AIM OF THE EXERCISE
Below are records to be output exactly, every one of them.

•••••

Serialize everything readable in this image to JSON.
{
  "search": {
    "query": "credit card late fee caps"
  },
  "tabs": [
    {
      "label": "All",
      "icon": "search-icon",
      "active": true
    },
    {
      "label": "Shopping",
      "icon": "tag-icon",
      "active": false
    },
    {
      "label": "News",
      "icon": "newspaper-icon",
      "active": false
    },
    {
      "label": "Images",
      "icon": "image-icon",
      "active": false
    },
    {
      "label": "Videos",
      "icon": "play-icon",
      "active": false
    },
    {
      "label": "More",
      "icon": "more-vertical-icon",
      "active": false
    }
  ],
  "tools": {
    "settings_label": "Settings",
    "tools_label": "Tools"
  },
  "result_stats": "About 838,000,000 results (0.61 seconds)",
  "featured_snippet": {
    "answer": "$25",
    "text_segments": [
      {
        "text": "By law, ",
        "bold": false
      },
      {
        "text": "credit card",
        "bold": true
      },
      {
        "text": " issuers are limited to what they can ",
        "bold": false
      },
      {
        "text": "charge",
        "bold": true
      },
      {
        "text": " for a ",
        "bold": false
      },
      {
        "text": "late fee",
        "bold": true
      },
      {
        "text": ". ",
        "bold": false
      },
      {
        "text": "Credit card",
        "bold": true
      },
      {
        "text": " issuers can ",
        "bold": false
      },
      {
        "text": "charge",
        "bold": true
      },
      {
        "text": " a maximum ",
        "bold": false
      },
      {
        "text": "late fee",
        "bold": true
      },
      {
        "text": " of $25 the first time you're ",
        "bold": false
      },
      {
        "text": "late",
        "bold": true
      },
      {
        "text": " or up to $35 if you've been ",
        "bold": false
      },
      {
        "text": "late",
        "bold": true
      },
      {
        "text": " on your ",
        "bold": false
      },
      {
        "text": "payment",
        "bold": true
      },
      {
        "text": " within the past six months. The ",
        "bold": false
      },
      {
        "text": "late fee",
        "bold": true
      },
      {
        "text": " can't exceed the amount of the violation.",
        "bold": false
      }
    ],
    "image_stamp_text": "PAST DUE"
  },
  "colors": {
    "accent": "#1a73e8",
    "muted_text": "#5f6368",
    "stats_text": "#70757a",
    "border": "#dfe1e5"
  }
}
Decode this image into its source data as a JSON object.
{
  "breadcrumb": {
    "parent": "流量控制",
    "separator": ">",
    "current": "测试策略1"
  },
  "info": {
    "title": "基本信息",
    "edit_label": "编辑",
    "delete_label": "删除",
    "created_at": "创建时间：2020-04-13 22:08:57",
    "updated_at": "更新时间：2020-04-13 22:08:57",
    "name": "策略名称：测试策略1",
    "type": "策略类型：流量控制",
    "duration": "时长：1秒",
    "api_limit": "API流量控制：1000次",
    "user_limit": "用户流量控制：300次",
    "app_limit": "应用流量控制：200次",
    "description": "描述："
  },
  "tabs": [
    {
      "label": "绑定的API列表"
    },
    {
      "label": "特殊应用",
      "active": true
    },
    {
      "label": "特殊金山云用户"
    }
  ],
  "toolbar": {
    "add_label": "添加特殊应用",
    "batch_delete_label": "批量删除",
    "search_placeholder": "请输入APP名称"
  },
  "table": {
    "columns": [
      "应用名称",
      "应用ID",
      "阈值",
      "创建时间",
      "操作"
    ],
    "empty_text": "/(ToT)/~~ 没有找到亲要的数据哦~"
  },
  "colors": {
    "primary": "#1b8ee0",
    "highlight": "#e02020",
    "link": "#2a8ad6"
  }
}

•••••

EXPECTED OUTPUT
Serialize everything readable in this image to JSON.
{
  "search": {
    "query": "credit card late fee caps"
  },
  "tabs": [
    {
      "label": "All",
      "icon": "search-icon",
      "active": true
    },
    {
      "label": "Shopping",
      "icon": "tag-icon",
      "active": false
    },
    {
      "label": "News",
      "icon": "newspaper-icon",
      "active": false
    },
    {
      "label": "Images",
      "icon": "image-icon",
      "active": false
    },
    {
      "label": "Videos",
      "icon": "play-icon",
      "active": false
    },
    {
      "label": "More",
      "icon": "more-vertical-icon",
      "active": false
    }
  ],
  "tools": {
    "settings_label": "Settings",
    "tools_label": "Tools"
  },
  "result_stats": "About 838,000,000 results (0.61 seconds)",
  "featured_snippet": {
    "answer": "$25",
    "text_segments": [
      {
        "text": "By law, ",
        "bold": false
      },
      {
        "text": "credit card",
        "bold": true
      },
      {
        "text": " issuers are limited to what they can ",
        "bold": false
      },
      {
        "text": "charge",
        "bold": true
      },
      {
        "text": " for a ",
        "bold": false
      },
      {
        "text": "late fee",
        "bold": true
      },
      {
        "text": ". ",
        "bold": false
      },
      {
        "text": "Credit card",
        "bold": true
      },
      {
        "text": " issuers can ",
        "bold": false
      },
      {
        "text": "charge",
        "bold": true
      },
      {
        "text": " a maximum ",
        "bold": false
      },
      {
        "text": "late fee",
        "bold": true
      },
      {
        "text": " of $25 the first time you're ",
        "bold": false
      },
      {
        "text": "late",
        "bold": true
      },
      {
        "text": " or up to $35 if you've been ",
        "bold": false
      },
      {
        "text": "late",
        "bold": true
      },
      {
        "text": " on your ",
        "bold": false
      },
      {
        "text": "payment",
        "bold": true
      },
      {
        "text": " within the past six months. The ",
        "bold": false
      },
      {
        "text": "late fee",
        "bold": true
      },
      {
        "text": " can't exceed the amount of the violation.",
        "bold": false
      }
    ],
    "image_stamp_text": "PAST DUE"
  },
  "colors": {
    "accent": "#1a73e8",
    "muted_text": "#5f6368",
    "stats_text": "#70757a",
    "border": "#dfe1e5"
  }
}
Decode this image into its source data as a JSON object.
{
  "breadcrumb": {
    "parent": "流量控制",
    "separator": ">",
    "current": "测试策略1"
  },
  "info": {
    "title": "基本信息",
    "edit_label": "编辑",
    "delete_label": "删除",
    "created_at": "创建时间：2020-04-13 22:08:57",
    "updated_at": "更新时间：2020-04-13 22:08:57",
    "name": "策略名称：测试策略1",
    "type": "策略类型：流量控制",
    "duration": "时长：1秒",
    "api_limit": "API流量控制：1000次",
    "user_limit": "用户流量控制：300次",
    "app_limit": "应用流量控制：200次",
    "description": "描述："
  },
  "tabs": [
    {
      "label": "绑定的API列表"
    },
    {
      "label": "特殊应用",
      "active": true
    },
    {
      "label": "特殊金山云用户"
    }
  ],
  "toolbar": {
    "add_label": "添加特殊应用",
    "batch_delete_label": "批量删除",
    "search_placeholder": "请输入APP名称"
  },
  "table": {
    "columns": [
      "应用名称",
      "应用ID",
      "阈值",
      "创建时间",
      "操作"
    ],
    "empty_text": "/(ToT)/~~ 没有找到亲要的数据哦~"
  },
  "colors": {
    "primary": "#1b8ee0",
    "highlight": "#e02020",
    "link": "#2a8ad6"
  }
}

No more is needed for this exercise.